Data lines:
'''
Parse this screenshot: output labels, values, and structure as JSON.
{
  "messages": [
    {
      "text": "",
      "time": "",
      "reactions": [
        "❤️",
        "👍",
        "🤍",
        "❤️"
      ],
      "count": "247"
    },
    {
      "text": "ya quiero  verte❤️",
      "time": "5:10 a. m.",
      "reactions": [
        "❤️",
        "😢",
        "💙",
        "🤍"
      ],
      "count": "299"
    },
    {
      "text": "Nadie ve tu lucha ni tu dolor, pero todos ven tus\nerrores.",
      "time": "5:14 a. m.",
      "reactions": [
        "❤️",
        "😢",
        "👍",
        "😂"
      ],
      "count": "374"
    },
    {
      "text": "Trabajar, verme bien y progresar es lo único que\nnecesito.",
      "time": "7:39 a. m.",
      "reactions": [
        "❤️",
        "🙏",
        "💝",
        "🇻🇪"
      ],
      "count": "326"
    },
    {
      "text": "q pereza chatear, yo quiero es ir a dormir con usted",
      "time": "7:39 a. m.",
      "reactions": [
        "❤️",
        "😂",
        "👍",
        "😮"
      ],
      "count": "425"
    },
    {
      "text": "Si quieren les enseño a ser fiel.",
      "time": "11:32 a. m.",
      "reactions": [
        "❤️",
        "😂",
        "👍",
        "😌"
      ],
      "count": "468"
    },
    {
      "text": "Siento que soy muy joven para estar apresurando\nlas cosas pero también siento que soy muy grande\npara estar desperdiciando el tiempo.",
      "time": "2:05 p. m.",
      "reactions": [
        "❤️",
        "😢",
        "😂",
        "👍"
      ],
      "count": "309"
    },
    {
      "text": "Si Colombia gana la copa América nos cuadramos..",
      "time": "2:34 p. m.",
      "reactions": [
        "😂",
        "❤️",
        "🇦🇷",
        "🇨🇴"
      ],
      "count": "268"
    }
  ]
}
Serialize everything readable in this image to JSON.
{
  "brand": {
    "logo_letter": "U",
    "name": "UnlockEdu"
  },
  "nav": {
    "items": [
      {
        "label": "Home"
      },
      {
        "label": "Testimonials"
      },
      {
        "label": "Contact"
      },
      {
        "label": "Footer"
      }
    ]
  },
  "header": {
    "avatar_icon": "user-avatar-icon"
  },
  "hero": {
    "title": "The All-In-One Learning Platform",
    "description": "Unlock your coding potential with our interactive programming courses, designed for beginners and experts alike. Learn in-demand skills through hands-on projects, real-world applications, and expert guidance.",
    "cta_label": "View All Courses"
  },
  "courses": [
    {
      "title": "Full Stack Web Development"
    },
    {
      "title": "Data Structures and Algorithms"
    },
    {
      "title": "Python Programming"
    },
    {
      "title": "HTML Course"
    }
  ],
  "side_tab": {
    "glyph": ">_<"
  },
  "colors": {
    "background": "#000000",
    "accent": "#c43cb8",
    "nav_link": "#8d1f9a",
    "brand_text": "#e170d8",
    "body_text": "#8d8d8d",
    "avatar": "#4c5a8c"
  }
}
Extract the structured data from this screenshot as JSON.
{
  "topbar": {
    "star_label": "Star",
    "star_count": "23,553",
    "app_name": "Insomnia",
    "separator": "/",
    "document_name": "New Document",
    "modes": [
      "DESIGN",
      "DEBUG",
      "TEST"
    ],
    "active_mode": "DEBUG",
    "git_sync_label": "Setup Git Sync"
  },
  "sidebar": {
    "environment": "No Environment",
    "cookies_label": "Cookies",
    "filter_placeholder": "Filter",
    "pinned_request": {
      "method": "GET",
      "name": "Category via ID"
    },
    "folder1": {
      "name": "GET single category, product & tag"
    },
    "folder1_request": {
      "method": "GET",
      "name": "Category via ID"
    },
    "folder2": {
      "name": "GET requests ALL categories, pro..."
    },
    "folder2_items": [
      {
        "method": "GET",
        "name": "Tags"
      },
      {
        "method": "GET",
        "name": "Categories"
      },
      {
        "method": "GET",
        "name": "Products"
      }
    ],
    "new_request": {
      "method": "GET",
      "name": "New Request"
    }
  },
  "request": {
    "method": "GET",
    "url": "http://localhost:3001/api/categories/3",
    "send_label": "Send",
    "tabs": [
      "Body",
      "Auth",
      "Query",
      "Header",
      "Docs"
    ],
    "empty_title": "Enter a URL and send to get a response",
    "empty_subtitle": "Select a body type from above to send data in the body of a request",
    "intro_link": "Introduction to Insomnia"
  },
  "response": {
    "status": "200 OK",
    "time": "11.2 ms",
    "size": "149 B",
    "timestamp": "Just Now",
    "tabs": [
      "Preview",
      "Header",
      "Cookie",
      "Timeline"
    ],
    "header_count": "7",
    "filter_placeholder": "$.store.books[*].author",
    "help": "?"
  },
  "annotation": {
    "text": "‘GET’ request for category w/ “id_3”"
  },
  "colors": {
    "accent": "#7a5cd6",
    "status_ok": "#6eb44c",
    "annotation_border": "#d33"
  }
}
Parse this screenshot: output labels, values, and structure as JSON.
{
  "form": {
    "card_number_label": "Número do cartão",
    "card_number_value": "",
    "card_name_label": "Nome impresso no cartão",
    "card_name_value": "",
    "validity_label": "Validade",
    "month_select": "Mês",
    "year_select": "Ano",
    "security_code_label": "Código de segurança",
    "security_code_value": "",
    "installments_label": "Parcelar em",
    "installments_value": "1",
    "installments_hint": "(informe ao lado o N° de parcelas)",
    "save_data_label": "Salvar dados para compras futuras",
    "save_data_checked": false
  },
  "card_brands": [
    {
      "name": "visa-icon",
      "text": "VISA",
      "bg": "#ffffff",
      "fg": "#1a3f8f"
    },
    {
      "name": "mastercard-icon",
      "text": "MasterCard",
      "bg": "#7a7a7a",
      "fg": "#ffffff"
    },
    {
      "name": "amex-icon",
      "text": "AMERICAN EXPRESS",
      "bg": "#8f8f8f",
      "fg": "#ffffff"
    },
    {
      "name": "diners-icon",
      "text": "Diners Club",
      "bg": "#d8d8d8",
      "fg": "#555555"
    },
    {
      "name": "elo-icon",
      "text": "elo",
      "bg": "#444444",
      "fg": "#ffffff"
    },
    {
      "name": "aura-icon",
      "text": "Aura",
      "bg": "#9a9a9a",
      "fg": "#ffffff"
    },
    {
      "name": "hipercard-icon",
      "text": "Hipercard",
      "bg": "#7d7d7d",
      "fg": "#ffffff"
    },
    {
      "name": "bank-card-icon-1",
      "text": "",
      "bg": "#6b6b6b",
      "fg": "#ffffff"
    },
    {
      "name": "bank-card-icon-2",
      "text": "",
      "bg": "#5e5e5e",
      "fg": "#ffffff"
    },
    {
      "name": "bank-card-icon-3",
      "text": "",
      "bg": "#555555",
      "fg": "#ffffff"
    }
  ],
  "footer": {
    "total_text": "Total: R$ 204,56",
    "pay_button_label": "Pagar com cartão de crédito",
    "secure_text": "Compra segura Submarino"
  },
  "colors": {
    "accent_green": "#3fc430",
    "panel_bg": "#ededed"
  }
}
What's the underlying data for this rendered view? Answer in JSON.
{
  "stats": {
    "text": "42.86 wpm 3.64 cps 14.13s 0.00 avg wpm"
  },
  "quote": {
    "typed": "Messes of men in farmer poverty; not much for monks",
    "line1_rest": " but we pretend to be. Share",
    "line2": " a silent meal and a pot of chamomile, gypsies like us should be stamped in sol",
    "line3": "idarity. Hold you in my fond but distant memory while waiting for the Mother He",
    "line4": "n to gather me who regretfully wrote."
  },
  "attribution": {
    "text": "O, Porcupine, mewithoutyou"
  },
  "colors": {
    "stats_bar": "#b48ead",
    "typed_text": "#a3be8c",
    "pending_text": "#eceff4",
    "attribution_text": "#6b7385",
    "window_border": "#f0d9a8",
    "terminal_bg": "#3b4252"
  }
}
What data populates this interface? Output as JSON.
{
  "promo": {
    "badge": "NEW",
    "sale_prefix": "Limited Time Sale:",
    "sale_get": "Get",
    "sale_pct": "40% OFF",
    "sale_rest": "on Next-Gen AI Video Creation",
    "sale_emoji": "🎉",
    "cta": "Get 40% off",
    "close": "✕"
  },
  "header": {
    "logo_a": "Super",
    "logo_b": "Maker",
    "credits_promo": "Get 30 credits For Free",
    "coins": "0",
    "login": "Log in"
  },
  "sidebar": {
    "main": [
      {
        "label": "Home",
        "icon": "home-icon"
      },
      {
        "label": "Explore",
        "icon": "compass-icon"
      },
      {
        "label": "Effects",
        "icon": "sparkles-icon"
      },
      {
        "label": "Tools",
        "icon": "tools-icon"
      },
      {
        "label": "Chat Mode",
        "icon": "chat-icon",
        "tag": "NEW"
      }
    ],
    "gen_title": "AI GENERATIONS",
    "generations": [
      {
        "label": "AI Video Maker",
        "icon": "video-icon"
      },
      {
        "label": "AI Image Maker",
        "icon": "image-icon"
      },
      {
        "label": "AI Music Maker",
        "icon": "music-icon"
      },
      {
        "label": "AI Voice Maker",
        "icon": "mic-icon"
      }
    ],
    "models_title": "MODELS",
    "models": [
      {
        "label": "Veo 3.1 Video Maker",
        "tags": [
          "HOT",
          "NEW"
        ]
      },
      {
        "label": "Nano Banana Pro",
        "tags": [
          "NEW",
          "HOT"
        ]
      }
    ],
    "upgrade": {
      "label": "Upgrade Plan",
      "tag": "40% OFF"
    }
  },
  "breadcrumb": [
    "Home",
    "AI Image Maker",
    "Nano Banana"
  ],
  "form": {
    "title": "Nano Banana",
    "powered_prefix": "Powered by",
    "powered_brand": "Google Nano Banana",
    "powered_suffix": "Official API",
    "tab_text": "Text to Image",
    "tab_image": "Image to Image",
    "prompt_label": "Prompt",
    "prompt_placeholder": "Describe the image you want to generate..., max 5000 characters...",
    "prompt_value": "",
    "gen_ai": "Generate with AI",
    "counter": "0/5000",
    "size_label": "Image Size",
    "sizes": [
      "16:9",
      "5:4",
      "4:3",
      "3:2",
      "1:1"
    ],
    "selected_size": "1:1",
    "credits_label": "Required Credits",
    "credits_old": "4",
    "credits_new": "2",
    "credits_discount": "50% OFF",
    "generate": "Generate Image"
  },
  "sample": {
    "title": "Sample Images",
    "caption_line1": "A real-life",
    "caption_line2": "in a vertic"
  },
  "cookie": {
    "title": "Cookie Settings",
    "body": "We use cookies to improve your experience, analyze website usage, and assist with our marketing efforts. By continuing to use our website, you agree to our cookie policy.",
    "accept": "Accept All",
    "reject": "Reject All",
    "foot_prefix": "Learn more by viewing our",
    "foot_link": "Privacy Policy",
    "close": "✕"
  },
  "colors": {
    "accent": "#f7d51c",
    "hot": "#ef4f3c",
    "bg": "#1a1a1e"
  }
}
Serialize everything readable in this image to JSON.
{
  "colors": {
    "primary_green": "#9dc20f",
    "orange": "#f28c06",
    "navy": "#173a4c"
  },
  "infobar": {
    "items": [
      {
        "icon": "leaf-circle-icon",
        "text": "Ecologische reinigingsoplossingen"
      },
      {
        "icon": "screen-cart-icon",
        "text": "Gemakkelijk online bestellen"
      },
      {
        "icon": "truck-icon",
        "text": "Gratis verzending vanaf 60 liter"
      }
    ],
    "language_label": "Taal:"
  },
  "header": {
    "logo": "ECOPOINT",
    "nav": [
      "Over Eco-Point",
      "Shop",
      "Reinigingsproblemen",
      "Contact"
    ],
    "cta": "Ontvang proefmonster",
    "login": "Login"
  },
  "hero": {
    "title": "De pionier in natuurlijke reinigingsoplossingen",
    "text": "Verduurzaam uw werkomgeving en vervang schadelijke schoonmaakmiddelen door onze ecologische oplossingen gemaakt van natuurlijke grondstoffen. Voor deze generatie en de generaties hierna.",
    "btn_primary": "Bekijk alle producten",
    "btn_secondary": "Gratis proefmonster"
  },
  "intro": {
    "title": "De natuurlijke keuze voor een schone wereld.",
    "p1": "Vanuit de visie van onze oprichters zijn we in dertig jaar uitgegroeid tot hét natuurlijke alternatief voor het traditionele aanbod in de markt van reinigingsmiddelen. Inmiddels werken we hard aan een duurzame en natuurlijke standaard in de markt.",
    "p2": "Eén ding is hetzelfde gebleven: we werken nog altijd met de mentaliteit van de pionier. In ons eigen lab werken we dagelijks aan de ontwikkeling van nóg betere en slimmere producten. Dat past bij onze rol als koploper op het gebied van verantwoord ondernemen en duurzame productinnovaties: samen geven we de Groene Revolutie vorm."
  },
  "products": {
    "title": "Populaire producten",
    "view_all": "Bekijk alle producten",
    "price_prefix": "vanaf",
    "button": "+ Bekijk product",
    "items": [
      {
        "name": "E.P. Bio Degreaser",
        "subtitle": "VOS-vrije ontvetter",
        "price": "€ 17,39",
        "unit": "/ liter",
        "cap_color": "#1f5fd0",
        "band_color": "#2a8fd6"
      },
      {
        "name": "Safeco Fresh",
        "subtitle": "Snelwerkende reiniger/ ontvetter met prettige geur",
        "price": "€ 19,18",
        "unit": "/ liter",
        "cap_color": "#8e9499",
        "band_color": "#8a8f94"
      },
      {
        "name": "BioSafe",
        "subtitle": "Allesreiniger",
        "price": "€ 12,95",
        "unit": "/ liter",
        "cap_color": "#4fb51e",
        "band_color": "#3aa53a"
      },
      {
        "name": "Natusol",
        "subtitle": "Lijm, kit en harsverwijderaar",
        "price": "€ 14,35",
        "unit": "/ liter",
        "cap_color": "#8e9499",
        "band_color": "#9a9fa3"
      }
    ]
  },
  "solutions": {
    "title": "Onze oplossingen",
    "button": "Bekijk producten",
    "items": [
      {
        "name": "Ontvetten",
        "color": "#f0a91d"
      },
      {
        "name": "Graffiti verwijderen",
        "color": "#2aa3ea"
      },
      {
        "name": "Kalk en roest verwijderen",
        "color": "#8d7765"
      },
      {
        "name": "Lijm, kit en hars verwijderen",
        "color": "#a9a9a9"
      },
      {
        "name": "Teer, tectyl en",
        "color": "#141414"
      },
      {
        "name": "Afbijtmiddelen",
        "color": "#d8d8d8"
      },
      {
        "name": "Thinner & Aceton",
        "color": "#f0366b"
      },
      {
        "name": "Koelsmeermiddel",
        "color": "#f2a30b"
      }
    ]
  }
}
'''
Only lines that contain the word "Banana" are wanted; copy each of them.

Written answer:
        "label": "Nano Banana Pro",
    "Nano Banana"
    "title": "Nano Banana",
    "powered_brand": "Google Nano Banana",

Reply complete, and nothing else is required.